### TO BE DONE
Gather up the lines that contain "gamma".

### RECORDS SUPPLIED
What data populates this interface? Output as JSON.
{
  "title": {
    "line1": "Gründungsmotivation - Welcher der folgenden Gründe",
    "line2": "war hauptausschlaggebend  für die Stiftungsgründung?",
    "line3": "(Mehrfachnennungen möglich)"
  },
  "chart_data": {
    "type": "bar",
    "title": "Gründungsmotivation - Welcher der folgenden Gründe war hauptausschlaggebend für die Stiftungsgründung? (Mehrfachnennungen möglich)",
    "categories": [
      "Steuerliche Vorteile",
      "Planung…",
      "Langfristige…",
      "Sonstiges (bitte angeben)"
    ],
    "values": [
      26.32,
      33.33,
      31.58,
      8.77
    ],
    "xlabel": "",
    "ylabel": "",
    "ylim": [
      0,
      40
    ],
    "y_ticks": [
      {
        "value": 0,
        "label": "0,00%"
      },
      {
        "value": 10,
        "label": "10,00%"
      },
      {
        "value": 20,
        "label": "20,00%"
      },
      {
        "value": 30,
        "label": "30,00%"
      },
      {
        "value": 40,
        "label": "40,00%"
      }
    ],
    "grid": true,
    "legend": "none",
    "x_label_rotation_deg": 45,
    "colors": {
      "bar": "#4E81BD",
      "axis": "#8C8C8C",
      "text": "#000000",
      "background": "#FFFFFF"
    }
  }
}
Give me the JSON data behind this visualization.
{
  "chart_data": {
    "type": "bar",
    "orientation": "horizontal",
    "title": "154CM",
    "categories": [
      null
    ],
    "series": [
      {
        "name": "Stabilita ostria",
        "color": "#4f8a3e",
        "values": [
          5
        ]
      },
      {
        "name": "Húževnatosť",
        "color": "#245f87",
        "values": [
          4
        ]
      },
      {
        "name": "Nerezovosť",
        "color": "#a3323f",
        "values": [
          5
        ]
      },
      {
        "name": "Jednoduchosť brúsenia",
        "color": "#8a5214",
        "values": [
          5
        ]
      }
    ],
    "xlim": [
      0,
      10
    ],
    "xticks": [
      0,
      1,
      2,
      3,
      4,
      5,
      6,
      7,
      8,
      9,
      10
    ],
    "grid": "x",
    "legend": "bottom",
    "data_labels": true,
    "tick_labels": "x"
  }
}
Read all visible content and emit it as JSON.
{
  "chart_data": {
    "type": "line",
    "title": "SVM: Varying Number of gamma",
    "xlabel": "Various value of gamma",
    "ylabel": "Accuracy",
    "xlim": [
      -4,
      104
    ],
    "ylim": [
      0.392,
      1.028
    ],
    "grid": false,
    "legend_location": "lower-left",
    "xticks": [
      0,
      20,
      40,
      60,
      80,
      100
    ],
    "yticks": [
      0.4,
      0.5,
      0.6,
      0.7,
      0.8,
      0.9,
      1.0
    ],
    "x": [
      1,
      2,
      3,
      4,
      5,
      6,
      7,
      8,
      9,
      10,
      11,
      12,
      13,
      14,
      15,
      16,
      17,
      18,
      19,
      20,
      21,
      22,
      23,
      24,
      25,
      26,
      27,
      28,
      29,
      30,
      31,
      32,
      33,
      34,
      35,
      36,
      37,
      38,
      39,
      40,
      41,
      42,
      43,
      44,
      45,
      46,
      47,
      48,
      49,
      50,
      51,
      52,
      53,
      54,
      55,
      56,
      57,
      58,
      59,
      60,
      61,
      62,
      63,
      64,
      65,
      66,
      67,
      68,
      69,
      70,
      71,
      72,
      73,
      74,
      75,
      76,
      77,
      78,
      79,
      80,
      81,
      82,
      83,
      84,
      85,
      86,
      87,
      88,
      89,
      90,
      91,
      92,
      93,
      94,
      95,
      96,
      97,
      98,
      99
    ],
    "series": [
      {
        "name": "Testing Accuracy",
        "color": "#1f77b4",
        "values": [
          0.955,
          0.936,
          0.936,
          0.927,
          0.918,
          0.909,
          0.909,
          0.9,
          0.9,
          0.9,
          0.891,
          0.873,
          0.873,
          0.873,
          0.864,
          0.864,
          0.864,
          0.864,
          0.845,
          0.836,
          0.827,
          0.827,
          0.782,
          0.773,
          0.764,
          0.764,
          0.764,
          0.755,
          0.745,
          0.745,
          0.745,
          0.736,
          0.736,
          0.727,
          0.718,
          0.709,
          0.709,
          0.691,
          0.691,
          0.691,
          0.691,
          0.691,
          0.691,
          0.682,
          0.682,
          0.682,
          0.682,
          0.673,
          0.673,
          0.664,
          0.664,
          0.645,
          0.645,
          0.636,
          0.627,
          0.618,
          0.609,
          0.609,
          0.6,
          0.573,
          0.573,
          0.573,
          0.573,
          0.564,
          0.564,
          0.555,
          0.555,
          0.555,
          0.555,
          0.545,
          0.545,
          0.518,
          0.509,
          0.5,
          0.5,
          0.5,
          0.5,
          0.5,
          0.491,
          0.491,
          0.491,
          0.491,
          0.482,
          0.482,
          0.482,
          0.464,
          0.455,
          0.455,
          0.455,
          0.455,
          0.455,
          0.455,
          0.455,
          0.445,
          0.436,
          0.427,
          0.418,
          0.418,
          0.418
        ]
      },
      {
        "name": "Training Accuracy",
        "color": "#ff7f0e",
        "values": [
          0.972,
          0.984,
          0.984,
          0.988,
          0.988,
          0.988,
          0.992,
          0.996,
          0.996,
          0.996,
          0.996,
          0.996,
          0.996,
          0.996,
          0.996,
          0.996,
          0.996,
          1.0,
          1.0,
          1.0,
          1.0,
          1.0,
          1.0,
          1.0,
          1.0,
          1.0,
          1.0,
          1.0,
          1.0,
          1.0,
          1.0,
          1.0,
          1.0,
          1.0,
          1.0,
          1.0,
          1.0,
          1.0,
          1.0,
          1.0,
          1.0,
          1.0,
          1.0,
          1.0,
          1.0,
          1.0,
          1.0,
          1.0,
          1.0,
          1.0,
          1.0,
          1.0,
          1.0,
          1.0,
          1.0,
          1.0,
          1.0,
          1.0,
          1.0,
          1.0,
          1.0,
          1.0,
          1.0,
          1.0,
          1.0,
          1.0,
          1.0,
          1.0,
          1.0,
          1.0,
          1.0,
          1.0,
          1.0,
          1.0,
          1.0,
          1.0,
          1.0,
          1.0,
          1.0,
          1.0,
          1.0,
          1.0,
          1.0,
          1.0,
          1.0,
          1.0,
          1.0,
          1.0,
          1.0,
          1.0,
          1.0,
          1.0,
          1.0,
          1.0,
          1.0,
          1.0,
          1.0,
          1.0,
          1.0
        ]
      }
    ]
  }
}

### THE OUTPUT
    "title": "SVM: Varying Number of gamma",
    "xlabel": "Various value of gamma",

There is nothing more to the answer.